> MATERIAL PROVIDED
--- BEGIN ---
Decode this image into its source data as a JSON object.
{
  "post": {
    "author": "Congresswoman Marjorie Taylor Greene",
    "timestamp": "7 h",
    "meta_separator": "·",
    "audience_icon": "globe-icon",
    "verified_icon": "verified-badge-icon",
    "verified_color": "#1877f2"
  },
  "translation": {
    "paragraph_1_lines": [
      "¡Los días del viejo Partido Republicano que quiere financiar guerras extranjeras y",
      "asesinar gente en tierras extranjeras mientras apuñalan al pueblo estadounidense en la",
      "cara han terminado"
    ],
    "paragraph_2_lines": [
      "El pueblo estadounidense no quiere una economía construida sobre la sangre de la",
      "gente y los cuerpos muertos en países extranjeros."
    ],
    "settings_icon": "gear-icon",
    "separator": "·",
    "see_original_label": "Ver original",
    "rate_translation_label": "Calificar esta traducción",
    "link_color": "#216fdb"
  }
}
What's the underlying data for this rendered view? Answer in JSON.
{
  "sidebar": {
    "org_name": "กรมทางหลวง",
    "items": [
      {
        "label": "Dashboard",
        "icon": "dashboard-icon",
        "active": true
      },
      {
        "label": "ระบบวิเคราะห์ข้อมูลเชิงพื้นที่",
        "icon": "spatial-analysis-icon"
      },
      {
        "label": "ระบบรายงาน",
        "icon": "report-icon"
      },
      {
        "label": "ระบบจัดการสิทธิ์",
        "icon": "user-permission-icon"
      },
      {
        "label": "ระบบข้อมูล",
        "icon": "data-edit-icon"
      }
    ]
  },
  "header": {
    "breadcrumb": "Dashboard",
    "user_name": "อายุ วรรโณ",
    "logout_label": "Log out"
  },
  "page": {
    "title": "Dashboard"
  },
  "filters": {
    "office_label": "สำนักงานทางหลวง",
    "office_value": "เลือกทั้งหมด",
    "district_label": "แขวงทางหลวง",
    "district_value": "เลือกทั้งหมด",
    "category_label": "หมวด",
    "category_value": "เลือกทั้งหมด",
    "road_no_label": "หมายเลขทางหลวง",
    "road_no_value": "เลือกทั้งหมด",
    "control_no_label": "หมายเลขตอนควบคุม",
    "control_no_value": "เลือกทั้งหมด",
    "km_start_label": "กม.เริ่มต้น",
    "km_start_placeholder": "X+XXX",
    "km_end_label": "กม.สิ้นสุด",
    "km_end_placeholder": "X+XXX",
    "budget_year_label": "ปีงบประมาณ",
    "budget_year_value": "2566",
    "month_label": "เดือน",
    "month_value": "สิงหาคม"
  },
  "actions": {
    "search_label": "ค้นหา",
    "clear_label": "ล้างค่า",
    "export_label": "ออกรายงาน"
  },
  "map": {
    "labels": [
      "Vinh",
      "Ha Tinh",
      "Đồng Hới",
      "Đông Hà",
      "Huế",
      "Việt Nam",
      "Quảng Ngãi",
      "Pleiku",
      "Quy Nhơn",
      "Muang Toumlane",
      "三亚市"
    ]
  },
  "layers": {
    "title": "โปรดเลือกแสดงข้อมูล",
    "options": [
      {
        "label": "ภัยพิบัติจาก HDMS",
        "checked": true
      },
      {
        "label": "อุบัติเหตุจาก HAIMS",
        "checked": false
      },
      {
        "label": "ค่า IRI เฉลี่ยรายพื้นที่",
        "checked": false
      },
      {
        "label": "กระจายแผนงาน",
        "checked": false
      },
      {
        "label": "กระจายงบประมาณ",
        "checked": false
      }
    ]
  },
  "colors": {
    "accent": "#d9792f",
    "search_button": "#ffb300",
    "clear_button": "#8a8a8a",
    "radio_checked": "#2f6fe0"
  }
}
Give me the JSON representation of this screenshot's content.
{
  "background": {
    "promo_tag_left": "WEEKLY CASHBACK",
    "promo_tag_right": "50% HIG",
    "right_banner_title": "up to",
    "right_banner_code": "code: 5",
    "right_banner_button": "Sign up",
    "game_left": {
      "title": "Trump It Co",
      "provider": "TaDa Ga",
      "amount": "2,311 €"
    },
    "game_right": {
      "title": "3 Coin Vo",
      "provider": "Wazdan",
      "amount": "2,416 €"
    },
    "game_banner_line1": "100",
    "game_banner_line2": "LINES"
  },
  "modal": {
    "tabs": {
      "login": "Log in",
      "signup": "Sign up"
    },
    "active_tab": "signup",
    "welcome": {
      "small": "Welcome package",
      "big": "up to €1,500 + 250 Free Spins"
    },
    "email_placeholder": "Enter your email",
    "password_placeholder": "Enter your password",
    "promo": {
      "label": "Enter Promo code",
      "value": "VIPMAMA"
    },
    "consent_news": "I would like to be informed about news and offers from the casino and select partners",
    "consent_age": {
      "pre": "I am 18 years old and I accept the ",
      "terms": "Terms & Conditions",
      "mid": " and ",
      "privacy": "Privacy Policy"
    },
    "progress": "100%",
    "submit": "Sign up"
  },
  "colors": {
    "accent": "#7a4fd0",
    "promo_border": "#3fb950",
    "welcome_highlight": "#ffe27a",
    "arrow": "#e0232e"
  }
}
--- END ---
> SHORT TASK
From the entries above, copy every line containing the word "data".

> RESPONSE TO THE TASK
Decode this image into its source data as a JSON object.
What's the underlying data for this rendered view? Answer in JSON.
        "icon": "data-edit-icon"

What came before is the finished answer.